The input:

============================================================

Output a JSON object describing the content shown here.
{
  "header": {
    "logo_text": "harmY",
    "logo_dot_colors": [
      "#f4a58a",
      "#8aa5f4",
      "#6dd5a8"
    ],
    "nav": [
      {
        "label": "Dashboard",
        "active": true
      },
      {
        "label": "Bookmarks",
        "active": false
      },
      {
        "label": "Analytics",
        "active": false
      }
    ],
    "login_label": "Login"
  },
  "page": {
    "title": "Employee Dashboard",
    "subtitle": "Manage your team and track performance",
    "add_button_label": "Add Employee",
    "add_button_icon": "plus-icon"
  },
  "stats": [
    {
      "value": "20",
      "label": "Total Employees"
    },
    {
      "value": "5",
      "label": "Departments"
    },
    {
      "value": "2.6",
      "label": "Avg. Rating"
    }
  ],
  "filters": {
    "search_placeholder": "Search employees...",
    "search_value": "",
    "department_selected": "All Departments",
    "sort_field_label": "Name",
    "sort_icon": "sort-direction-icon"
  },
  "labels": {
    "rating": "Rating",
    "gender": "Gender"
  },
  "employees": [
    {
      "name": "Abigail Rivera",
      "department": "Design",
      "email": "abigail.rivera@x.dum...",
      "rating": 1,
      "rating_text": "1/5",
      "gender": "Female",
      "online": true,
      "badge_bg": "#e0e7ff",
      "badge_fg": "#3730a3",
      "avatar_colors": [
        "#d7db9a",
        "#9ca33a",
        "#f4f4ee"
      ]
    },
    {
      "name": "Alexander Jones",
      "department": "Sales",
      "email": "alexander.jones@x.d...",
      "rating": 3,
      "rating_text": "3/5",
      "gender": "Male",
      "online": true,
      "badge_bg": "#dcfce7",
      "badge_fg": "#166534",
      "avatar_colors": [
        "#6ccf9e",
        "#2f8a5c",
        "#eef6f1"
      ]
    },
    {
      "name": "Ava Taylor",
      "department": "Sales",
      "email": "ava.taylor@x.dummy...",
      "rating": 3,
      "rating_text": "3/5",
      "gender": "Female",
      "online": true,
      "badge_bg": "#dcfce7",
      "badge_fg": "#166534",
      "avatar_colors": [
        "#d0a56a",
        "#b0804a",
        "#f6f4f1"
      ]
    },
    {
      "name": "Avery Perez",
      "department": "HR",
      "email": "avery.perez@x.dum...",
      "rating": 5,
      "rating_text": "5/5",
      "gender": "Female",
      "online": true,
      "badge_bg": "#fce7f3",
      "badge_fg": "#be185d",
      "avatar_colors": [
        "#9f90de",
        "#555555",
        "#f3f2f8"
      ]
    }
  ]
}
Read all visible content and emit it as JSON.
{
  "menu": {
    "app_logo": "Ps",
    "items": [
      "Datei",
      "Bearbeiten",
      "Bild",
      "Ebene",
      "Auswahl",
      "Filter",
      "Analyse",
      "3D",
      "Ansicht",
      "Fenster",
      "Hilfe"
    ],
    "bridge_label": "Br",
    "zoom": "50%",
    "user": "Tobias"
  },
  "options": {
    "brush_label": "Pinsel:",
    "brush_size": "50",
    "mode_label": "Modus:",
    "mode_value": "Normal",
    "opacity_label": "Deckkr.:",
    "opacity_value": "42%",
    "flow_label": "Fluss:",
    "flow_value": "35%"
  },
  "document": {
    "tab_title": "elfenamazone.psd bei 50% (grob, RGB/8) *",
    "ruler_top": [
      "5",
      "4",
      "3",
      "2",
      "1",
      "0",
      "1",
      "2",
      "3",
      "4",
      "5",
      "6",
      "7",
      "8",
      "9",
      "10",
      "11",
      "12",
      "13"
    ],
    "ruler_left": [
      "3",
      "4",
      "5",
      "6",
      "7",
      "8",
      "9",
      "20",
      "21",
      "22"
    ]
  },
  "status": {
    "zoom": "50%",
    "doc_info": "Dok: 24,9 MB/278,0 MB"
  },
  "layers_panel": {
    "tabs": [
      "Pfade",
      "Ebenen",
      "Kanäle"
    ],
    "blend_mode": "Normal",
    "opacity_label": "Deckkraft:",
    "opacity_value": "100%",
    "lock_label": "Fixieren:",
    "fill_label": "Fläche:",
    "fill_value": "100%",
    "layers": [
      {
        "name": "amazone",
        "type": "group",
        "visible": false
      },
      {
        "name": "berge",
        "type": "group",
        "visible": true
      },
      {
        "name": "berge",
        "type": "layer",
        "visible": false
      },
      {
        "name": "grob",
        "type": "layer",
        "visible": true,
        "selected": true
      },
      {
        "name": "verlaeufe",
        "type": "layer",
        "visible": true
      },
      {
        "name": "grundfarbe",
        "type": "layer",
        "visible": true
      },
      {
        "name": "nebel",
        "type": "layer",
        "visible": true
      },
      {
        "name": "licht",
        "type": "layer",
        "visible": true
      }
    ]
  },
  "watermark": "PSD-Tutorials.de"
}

============================================================

What is needed: Go back to the listing above and please repeat it exactly.

Solution to this task:
Output a JSON object describing the content shown here.
{
  "header": {
    "logo_text": "harmY",
    "logo_dot_colors": [
      "#f4a58a",
      "#8aa5f4",
      "#6dd5a8"
    ],
    "nav": [
      {
        "label": "Dashboard",
        "active": true
      },
      {
        "label": "Bookmarks",
        "active": false
      },
      {
        "label": "Analytics",
        "active": false
      }
    ],
    "login_label": "Login"
  },
  "page": {
    "title": "Employee Dashboard",
    "subtitle": "Manage your team and track performance",
    "add_button_label": "Add Employee",
    "add_button_icon": "plus-icon"
  },
  "stats": [
    {
      "value": "20",
      "label": "Total Employees"
    },
    {
      "value": "5",
      "label": "Departments"
    },
    {
      "value": "2.6",
      "label": "Avg. Rating"
    }
  ],
  "filters": {
    "search_placeholder": "Search employees...",
    "search_value": "",
    "department_selected": "All Departments",
    "sort_field_label": "Name",
    "sort_icon": "sort-direction-icon"
  },
  "labels": {
    "rating": "Rating",
    "gender": "Gender"
  },
  "employees": [
    {
      "name": "Abigail Rivera",
      "department": "Design",
      "email": "abigail.rivera@x.dum...",
      "rating": 1,
      "rating_text": "1/5",
      "gender": "Female",
      "online": true,
      "badge_bg": "#e0e7ff",
      "badge_fg": "#3730a3",
      "avatar_colors": [
        "#d7db9a",
        "#9ca33a",
        "#f4f4ee"
      ]
    },
    {
      "name": "Alexander Jones",
      "department": "Sales",
      "email": "alexander.jones@x.d...",
      "rating": 3,
      "rating_text": "3/5",
      "gender": "Male",
      "online": true,
      "badge_bg": "#dcfce7",
      "badge_fg": "#166534",
      "avatar_colors": [
        "#6ccf9e",
        "#2f8a5c",
        "#eef6f1"
      ]
    },
    {
      "name": "Ava Taylor",
      "department": "Sales",
      "email": "ava.taylor@x.dummy...",
      "rating": 3,
      "rating_text": "3/5",
      "gender": "Female",
      "online": true,
      "badge_bg": "#dcfce7",
      "badge_fg": "#166534",
      "avatar_colors": [
        "#d0a56a",
        "#b0804a",
        "#f6f4f1"
      ]
    },
    {
      "name": "Avery Perez",
      "department": "HR",
      "email": "avery.perez@x.dum...",
      "rating": 5,
      "rating_text": "5/5",
      "gender": "Female",
      "online": true,
      "badge_bg": "#fce7f3",
      "badge_fg": "#be185d",
      "avatar_colors": [
        "#9f90de",
        "#555555",
        "#f3f2f8"
      ]
    }
  ]
}
Read all visible content and emit it as JSON.
{
  "menu": {
    "app_logo": "Ps",
    "items": [
      "Datei",
      "Bearbeiten",
      "Bild",
      "Ebene",
      "Auswahl",
      "Filter",
      "Analyse",
      "3D",
      "Ansicht",
      "Fenster",
      "Hilfe"
    ],
    "bridge_label": "Br",
    "zoom": "50%",
    "user": "Tobias"
  },
  "options": {
    "brush_label": "Pinsel:",
    "brush_size": "50",
    "mode_label": "Modus:",
    "mode_value": "Normal",
    "opacity_label": "Deckkr.:",
    "opacity_value": "42%",
    "flow_label": "Fluss:",
    "flow_value": "35%"
  },
  "document": {
    "tab_title": "elfenamazone.psd bei 50% (grob, RGB/8) *",
    "ruler_top": [
      "5",
      "4",
      "3",
      "2",
      "1",
      "0",
      "1",
      "2",
      "3",
      "4",
      "5",
      "6",
      "7",
      "8",
      "9",
      "10",
      "11",
      "12",
      "13"
    ],
    "ruler_left": [
      "3",
      "4",
      "5",
      "6",
      "7",
      "8",
      "9",
      "20",
      "21",
      "22"
    ]
  },
  "status": {
    "zoom": "50%",
    "doc_info": "Dok: 24,9 MB/278,0 MB"
  },
  "layers_panel": {
    "tabs": [
      "Pfade",
      "Ebenen",
      "Kanäle"
    ],
    "blend_mode": "Normal",
    "opacity_label": "Deckkraft:",
    "opacity_value": "100%",
    "lock_label": "Fixieren:",
    "fill_label": "Fläche:",
    "fill_value": "100%",
    "layers": [
      {
        "name": "amazone",
        "type": "group",
        "visible": false
      },
      {
        "name": "berge",
        "type": "group",
        "visible": true
      },
      {
        "name": "berge",
        "type": "layer",
        "visible": false
      },
      {
        "name": "grob",
        "type": "layer",
        "visible": true,
        "selected": true
      },
      {
        "name": "verlaeufe",
        "type": "layer",
        "visible": true
      },
      {
        "name": "grundfarbe",
        "type": "layer",
        "visible": true
      },
      {
        "name": "nebel",
        "type": "layer",
        "visible": true
      },
      {
        "name": "licht",
        "type": "layer",
        "visible": true
      }
    ]
  },
  "watermark": "PSD-Tutorials.de"
}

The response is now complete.